WRITTEN PROBLEM:
Can you transcribe every record below exactly as it appears?

(Dataset excerpt)
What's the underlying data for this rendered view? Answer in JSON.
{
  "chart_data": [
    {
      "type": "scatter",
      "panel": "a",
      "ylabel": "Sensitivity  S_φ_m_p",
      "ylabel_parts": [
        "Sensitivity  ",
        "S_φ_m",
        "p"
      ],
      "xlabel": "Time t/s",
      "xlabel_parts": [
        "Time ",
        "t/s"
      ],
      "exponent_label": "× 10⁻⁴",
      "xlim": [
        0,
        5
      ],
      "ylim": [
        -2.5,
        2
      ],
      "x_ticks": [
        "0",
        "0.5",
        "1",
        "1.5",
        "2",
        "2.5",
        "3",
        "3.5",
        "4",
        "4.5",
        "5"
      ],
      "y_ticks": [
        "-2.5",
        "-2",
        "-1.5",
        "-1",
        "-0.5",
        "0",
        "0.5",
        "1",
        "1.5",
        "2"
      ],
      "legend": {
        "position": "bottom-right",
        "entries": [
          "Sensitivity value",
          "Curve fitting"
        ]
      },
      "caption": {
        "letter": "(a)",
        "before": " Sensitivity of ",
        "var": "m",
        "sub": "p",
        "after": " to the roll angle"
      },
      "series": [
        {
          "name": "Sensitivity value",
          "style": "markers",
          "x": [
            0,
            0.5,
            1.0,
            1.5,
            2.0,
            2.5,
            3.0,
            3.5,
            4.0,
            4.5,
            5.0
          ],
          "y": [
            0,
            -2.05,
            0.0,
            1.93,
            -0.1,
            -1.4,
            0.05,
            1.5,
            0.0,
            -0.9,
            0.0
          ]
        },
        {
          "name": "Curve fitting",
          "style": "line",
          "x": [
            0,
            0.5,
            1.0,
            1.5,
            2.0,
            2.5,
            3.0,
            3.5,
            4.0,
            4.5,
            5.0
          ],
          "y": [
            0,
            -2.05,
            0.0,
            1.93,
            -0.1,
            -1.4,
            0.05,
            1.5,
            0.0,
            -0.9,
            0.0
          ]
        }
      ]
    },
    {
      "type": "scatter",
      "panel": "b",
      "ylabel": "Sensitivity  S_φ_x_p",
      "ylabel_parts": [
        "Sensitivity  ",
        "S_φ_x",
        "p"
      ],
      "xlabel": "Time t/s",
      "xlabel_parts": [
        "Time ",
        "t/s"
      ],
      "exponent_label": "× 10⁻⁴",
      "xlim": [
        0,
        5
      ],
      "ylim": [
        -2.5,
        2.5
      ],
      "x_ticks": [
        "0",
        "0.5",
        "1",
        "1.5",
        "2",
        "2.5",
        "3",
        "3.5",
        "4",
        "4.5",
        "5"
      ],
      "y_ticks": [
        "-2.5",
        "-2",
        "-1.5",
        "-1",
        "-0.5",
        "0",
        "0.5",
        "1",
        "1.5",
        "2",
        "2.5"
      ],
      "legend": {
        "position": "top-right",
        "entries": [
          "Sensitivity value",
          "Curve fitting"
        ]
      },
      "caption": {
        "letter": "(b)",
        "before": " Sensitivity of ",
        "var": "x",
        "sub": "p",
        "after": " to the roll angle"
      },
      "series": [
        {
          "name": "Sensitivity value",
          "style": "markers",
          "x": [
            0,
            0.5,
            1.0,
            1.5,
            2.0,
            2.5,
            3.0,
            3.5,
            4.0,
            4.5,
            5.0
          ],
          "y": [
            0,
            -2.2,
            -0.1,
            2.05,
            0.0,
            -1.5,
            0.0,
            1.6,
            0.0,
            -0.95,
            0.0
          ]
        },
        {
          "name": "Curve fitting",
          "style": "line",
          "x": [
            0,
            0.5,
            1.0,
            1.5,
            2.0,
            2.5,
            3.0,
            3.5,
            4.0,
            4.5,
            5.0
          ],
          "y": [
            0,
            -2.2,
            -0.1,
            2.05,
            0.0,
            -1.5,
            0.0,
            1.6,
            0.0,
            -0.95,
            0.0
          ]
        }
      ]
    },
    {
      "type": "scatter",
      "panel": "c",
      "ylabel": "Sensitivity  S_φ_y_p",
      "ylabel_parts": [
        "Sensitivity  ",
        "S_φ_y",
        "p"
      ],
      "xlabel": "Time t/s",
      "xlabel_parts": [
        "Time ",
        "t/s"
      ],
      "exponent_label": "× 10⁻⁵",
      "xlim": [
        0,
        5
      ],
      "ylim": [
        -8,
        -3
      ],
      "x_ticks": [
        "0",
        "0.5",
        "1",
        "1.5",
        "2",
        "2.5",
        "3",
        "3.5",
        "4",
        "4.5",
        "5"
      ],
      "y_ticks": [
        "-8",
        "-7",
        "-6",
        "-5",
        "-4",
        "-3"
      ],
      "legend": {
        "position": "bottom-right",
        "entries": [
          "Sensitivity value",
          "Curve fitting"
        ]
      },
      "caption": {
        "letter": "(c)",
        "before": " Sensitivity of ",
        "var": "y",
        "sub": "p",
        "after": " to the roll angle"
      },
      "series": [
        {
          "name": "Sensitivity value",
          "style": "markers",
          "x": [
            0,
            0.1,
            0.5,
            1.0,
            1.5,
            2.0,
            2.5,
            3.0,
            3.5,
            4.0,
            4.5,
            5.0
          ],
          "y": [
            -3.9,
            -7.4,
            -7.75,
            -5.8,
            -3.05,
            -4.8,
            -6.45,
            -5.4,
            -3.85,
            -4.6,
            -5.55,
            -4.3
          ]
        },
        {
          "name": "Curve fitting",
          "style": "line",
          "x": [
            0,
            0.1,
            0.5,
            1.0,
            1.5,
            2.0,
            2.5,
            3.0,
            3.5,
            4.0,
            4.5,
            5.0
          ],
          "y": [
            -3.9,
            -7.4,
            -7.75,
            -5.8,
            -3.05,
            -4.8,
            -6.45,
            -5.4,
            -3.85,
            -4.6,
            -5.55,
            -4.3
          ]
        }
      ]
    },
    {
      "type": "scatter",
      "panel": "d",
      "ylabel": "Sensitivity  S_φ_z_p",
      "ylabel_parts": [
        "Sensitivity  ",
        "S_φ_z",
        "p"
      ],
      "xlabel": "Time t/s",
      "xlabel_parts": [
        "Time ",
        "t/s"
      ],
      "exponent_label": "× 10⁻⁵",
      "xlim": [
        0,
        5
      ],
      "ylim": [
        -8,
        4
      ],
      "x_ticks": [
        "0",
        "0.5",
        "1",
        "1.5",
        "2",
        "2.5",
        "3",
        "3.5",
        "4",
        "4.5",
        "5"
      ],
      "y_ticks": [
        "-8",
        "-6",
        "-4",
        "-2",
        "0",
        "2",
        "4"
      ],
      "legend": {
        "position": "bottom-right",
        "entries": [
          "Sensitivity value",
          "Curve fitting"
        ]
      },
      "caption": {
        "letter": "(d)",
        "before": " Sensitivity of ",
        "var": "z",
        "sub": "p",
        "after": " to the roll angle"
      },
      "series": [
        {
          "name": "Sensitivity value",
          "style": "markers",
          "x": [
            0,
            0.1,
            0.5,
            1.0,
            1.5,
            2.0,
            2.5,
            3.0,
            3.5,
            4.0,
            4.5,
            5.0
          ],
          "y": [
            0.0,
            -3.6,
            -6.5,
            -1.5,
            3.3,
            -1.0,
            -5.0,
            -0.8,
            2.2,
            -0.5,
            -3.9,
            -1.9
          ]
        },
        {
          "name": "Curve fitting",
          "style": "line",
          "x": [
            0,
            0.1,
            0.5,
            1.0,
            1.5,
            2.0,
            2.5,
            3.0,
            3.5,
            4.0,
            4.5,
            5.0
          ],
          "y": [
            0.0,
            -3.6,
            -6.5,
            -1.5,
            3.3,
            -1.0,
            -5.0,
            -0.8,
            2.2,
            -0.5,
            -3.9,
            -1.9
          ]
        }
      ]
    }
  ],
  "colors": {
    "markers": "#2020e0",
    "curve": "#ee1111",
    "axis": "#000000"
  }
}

ANSWER FOR THIS EXERCISE:
What's the underlying data for this rendered view? Answer in JSON.
{
  "chart_data": [
    {
      "type": "scatter",
      "panel": "a",
      "ylabel": "Sensitivity  S_φ_m_p",
      "ylabel_parts": [
        "Sensitivity  ",
        "S_φ_m",
        "p"
      ],
      "xlabel": "Time t/s",
      "xlabel_parts": [
        "Time ",
        "t/s"
      ],
      "exponent_label": "× 10⁻⁴",
      "xlim": [
        0,
        5
      ],
      "ylim": [
        -2.5,
        2
      ],
      "x_ticks": [
        "0",
        "0.5",
        "1",
        "1.5",
        "2",
        "2.5",
        "3",
        "3.5",
        "4",
        "4.5",
        "5"
      ],
      "y_ticks": [
        "-2.5",
        "-2",
        "-1.5",
        "-1",
        "-0.5",
        "0",
        "0.5",
        "1",
        "1.5",
        "2"
      ],
      "legend": {
        "position": "bottom-right",
        "entries": [
          "Sensitivity value",
          "Curve fitting"
        ]
      },
      "caption": {
        "letter": "(a)",
        "before": " Sensitivity of ",
        "var": "m",
        "sub": "p",
        "after": " to the roll angle"
      },
      "series": [
        {
          "name": "Sensitivity value",
          "style": "markers",
          "x": [
            0,
            0.5,
            1.0,
            1.5,
            2.0,
            2.5,
            3.0,
            3.5,
            4.0,
            4.5,
            5.0
          ],
          "y": [
            0,
            -2.05,
            0.0,
            1.93,
            -0.1,
            -1.4,
            0.05,
            1.5,
            0.0,
            -0.9,
            0.0
          ]
        },
        {
          "name": "Curve fitting",
          "style": "line",
          "x": [
            0,
            0.5,
            1.0,
            1.5,
            2.0,
            2.5,
            3.0,
            3.5,
            4.0,
            4.5,
            5.0
          ],
          "y": [
            0,
            -2.05,
            0.0,
            1.93,
            -0.1,
            -1.4,
            0.05,
            1.5,
            0.0,
            -0.9,
            0.0
          ]
        }
      ]
    },
    {
      "type": "scatter",
      "panel": "b",
      "ylabel": "Sensitivity  S_φ_x_p",
      "ylabel_parts": [
        "Sensitivity  ",
        "S_φ_x",
        "p"
      ],
      "xlabel": "Time t/s",
      "xlabel_parts": [
        "Time ",
        "t/s"
      ],
      "exponent_label": "× 10⁻⁴",
      "xlim": [
        0,
        5
      ],
      "ylim": [
        -2.5,
        2.5
      ],
      "x_ticks": [
        "0",
        "0.5",
        "1",
        "1.5",
        "2",
        "2.5",
        "3",
        "3.5",
        "4",
        "4.5",
        "5"
      ],
      "y_ticks": [
        "-2.5",
        "-2",
        "-1.5",
        "-1",
        "-0.5",
        "0",
        "0.5",
        "1",
        "1.5",
        "2",
        "2.5"
      ],
      "legend": {
        "position": "top-right",
        "entries": [
          "Sensitivity value",
          "Curve fitting"
        ]
      },
      "caption": {
        "letter": "(b)",
        "before": " Sensitivity of ",
        "var": "x",
        "sub": "p",
        "after": " to the roll angle"
      },
      "series": [
        {
          "name": "Sensitivity value",
          "style": "markers",
          "x": [
            0,
            0.5,
            1.0,
            1.5,
            2.0,
            2.5,
            3.0,
            3.5,
            4.0,
            4.5,
            5.0
          ],
          "y": [
            0,
            -2.2,
            -0.1,
            2.05,
            0.0,
            -1.5,
            0.0,
            1.6,
            0.0,
            -0.95,
            0.0
          ]
        },
        {
          "name": "Curve fitting",
          "style": "line",
          "x": [
            0,
            0.5,
            1.0,
            1.5,
            2.0,
            2.5,
            3.0,
            3.5,
            4.0,
            4.5,
            5.0
          ],
          "y": [
            0,
            -2.2,
            -0.1,
            2.05,
            0.0,
            -1.5,
            0.0,
            1.6,
            0.0,
            -0.95,
            0.0
          ]
        }
      ]
    },
    {
      "type": "scatter",
      "panel": "c",
      "ylabel": "Sensitivity  S_φ_y_p",
      "ylabel_parts": [
        "Sensitivity  ",
        "S_φ_y",
        "p"
      ],
      "xlabel": "Time t/s",
      "xlabel_parts": [
        "Time ",
        "t/s"
      ],
      "exponent_label": "× 10⁻⁵",
      "xlim": [
        0,
        5
      ],
      "ylim": [
        -8,
        -3
      ],
      "x_ticks": [
        "0",
        "0.5",
        "1",
        "1.5",
        "2",
        "2.5",
        "3",
        "3.5",
        "4",
        "4.5",
        "5"
      ],
      "y_ticks": [
        "-8",
        "-7",
        "-6",
        "-5",
        "-4",
        "-3"
      ],
      "legend": {
        "position": "bottom-right",
        "entries": [
          "Sensitivity value",
          "Curve fitting"
        ]
      },
      "caption": {
        "letter": "(c)",
        "before": " Sensitivity of ",
        "var": "y",
        "sub": "p",
        "after": " to the roll angle"
      },
      "series": [
        {
          "name": "Sensitivity value",
          "style": "markers",
          "x": [
            0,
            0.1,
            0.5,
            1.0,
            1.5,
            2.0,
            2.5,
            3.0,
            3.5,
            4.0,
            4.5,
            5.0
          ],
          "y": [
            -3.9,
            -7.4,
            -7.75,
            -5.8,
            -3.05,
            -4.8,
            -6.45,
            -5.4,
            -3.85,
            -4.6,
            -5.55,
            -4.3
          ]
        },
        {
          "name": "Curve fitting",
          "style": "line",
          "x": [
            0,
            0.1,
            0.5,
            1.0,
            1.5,
            2.0,
            2.5,
            3.0,
            3.5,
            4.0,
            4.5,
            5.0
          ],
          "y": [
            -3.9,
            -7.4,
            -7.75,
            -5.8,
            -3.05,
            -4.8,
            -6.45,
            -5.4,
            -3.85,
            -4.6,
            -5.55,
            -4.3
          ]
        }
      ]
    },
    {
      "type": "scatter",
      "panel": "d",
      "ylabel": "Sensitivity  S_φ_z_p",
      "ylabel_parts": [
        "Sensitivity  ",
        "S_φ_z",
        "p"
      ],
      "xlabel": "Time t/s",
      "xlabel_parts": [
        "Time ",
        "t/s"
      ],
      "exponent_label": "× 10⁻⁵",
      "xlim": [
        0,
        5
      ],
      "ylim": [
        -8,
        4
      ],
      "x_ticks": [
        "0",
        "0.5",
        "1",
        "1.5",
        "2",
        "2.5",
        "3",
        "3.5",
        "4",
        "4.5",
        "5"
      ],
      "y_ticks": [
        "-8",
        "-6",
        "-4",
        "-2",
        "0",
        "2",
        "4"
      ],
      "legend": {
        "position": "bottom-right",
        "entries": [
          "Sensitivity value",
          "Curve fitting"
        ]
      },
      "caption": {
        "letter": "(d)",
        "before": " Sensitivity of ",
        "var": "z",
        "sub": "p",
        "after": " to the roll angle"
      },
      "series": [
        {
          "name": "Sensitivity value",
          "style": "markers",
          "x": [
            0,
            0.1,
            0.5,
            1.0,
            1.5,
            2.0,
            2.5,
            3.0,
            3.5,
            4.0,
            4.5,
            5.0
          ],
          "y": [
            0.0,
            -3.6,
            -6.5,
            -1.5,
            3.3,
            -1.0,
            -5.0,
            -0.8,
            2.2,
            -0.5,
            -3.9,
            -1.9
          ]
        },
        {
          "name": "Curve fitting",
          "style": "line",
          "x": [
            0,
            0.1,
            0.5,
            1.0,
            1.5,
            2.0,
            2.5,
            3.0,
            3.5,
            4.0,
            4.5,
            5.0
          ],
          "y": [
            0.0,
            -3.6,
            -6.5,
            -1.5,
            3.3,
            -1.0,
            -5.0,
            -0.8,
            2.2,
            -0.5,
            -3.9,
            -1.9
          ]
        }
      ]
    }
  ],
  "colors": {
    "markers": "#2020e0",
    "curve": "#ee1111",
    "axis": "#000000"
  }
}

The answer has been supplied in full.